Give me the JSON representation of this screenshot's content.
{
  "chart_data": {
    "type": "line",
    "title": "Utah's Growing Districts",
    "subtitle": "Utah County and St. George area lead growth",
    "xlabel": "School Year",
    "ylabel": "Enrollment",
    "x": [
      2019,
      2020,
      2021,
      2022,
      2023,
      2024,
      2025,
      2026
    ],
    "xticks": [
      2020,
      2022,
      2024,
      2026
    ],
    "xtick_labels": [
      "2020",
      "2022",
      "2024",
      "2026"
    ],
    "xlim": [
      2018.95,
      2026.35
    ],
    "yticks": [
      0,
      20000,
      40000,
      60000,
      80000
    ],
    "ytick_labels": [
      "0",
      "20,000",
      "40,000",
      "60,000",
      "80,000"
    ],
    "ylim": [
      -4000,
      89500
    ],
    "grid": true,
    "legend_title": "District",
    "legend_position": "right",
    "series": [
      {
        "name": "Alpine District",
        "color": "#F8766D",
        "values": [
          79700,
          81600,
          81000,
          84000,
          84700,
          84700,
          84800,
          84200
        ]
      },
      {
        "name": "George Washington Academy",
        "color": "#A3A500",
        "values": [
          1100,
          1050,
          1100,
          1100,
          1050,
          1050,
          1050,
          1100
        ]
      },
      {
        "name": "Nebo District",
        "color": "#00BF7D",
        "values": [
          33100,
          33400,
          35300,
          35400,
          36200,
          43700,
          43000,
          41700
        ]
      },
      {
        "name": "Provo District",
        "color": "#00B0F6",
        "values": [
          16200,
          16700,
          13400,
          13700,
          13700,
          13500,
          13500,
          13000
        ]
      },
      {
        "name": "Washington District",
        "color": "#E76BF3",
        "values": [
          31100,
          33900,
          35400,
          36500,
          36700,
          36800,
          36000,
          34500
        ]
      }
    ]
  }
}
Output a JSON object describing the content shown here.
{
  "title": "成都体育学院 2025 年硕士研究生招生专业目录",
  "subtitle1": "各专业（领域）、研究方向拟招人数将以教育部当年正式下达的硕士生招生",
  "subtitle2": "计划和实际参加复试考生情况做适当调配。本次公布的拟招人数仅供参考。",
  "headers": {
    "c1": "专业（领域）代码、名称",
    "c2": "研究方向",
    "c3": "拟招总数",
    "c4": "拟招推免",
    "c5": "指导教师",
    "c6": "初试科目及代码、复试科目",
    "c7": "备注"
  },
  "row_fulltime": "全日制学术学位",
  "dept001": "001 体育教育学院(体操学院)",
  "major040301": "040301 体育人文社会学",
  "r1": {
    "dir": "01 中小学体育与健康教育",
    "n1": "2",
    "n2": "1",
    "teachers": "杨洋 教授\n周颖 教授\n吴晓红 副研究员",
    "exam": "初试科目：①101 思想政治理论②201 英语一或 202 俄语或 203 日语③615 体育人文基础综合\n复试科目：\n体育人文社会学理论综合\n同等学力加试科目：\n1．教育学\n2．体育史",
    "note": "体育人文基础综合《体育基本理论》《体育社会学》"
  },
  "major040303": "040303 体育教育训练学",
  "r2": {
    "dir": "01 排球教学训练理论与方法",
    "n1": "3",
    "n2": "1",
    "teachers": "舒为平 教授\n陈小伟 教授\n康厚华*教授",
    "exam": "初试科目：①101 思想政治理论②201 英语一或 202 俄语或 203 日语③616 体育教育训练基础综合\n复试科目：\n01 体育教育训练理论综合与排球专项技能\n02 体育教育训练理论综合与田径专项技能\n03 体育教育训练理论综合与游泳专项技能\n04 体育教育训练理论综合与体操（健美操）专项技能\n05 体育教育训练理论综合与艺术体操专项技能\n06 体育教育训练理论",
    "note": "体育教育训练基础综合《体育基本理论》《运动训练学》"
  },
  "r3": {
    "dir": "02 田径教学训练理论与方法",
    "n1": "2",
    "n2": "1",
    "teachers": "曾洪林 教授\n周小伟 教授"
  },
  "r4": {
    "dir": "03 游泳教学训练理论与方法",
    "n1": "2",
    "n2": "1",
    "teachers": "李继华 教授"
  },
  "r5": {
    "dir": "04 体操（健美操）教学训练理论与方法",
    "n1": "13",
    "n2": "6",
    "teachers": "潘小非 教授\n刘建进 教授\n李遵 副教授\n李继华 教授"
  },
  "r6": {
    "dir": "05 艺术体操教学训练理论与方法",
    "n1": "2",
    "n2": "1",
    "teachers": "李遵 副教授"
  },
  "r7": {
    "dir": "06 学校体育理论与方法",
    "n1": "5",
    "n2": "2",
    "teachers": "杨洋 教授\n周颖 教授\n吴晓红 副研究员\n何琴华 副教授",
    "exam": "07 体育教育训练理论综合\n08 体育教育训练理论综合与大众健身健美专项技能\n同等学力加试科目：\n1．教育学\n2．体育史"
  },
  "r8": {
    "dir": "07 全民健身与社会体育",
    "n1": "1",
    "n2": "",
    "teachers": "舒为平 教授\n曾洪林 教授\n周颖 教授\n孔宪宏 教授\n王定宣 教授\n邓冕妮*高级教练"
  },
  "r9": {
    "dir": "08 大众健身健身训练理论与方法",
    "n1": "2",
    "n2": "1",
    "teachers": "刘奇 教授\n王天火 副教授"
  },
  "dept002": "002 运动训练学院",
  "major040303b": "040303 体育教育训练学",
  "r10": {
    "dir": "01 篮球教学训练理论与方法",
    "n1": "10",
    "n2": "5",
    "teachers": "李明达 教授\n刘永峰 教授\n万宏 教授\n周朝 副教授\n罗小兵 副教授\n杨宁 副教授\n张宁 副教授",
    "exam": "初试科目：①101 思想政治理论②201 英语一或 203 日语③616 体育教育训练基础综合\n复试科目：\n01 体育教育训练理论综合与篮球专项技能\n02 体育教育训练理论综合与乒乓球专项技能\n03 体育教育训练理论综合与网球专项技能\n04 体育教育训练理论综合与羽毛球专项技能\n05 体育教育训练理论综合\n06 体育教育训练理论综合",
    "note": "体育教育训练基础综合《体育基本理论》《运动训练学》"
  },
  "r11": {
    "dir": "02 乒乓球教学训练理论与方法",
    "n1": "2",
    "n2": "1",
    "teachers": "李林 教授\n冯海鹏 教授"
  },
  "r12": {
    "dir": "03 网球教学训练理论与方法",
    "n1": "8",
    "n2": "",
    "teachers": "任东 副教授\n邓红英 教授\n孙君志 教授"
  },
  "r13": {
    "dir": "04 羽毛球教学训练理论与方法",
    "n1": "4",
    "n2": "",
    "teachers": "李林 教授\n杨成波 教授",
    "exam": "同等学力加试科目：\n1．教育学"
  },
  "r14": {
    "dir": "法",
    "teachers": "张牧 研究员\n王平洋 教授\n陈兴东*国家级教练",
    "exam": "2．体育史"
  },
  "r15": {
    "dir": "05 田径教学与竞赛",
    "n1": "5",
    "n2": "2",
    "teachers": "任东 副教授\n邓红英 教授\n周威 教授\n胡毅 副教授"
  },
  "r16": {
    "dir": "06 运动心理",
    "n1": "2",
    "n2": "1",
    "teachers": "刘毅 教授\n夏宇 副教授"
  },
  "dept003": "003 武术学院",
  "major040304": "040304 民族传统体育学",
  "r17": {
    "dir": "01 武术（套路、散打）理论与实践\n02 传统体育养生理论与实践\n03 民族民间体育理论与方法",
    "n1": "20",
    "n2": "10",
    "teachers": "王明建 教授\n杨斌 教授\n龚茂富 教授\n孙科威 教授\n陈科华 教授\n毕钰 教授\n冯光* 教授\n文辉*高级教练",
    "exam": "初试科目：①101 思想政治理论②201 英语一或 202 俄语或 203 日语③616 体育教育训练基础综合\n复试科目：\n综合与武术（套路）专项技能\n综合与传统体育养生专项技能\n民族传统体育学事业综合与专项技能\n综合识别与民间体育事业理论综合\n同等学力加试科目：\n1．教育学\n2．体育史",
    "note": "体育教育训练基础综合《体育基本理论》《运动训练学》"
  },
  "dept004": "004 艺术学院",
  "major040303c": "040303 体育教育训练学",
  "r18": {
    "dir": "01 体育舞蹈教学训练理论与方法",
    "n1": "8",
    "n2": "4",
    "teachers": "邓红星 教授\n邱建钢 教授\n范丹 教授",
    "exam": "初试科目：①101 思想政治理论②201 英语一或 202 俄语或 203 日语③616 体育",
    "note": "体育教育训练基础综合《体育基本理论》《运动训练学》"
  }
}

What needs to be done: How many lines of the listing include the string "name"? Answer with the number alone.

Reply: 5